[Figure collection entries]
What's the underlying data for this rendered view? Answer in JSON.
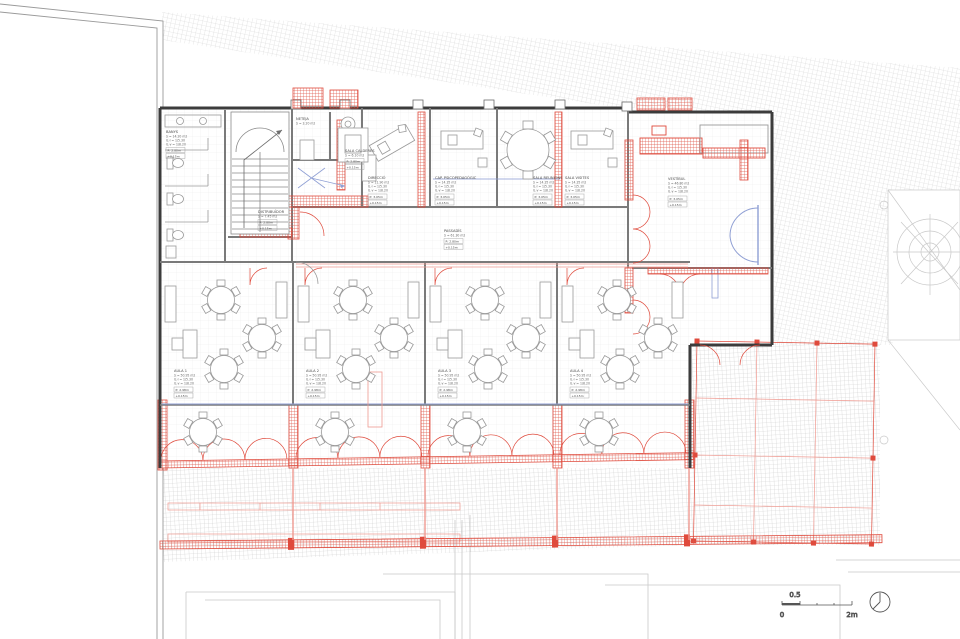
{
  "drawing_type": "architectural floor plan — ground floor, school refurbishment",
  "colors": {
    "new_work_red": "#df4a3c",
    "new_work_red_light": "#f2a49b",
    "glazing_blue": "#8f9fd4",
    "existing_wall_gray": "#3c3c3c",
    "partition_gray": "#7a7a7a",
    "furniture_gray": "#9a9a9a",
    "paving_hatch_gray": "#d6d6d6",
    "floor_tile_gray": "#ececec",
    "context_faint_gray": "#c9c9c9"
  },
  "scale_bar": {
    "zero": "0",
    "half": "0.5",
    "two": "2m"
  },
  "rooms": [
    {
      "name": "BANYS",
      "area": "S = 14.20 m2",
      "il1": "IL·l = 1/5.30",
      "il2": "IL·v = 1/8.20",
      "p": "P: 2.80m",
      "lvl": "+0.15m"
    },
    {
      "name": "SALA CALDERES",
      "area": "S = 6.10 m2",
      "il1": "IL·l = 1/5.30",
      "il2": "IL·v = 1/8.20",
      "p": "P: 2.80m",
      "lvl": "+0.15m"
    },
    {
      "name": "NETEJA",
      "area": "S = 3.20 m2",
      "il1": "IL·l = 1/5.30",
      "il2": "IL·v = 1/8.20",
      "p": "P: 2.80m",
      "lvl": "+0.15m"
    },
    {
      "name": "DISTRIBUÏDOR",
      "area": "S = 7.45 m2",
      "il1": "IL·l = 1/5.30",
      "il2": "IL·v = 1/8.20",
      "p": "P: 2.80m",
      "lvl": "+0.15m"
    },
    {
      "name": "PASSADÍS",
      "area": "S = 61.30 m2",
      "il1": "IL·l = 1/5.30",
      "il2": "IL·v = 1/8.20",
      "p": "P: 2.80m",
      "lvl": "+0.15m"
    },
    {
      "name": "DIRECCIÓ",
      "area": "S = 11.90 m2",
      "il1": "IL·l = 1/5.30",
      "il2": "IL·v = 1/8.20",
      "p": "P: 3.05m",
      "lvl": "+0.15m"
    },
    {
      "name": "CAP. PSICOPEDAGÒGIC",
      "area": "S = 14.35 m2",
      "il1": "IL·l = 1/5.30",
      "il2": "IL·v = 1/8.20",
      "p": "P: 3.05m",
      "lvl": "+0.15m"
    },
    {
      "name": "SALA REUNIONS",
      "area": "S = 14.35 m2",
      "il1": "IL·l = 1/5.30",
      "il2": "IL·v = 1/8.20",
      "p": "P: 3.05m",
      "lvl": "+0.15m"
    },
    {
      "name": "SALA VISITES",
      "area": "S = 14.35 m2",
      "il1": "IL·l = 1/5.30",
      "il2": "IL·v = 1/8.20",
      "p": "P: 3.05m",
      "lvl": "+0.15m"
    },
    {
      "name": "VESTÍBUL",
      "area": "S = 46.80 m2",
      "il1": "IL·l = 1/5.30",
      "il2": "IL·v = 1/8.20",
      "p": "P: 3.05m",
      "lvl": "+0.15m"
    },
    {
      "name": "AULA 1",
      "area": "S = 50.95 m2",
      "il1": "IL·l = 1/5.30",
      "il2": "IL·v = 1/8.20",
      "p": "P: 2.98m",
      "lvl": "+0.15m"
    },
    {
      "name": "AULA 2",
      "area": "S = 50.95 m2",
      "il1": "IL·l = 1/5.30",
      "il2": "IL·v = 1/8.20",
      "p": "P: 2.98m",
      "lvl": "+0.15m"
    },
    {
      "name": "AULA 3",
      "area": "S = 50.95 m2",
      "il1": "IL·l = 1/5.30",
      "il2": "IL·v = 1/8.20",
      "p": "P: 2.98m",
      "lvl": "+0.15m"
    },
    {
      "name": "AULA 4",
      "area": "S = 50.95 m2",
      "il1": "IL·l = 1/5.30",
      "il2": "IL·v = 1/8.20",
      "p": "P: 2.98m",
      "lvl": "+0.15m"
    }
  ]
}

* Task instructions:
Which lines in the records above contain the string "AULA"? Copy each one.

* Expected output:
      "name": "AULA 1",
      "name": "AULA 2",
      "name": "AULA 3",
      "name": "AULA 4",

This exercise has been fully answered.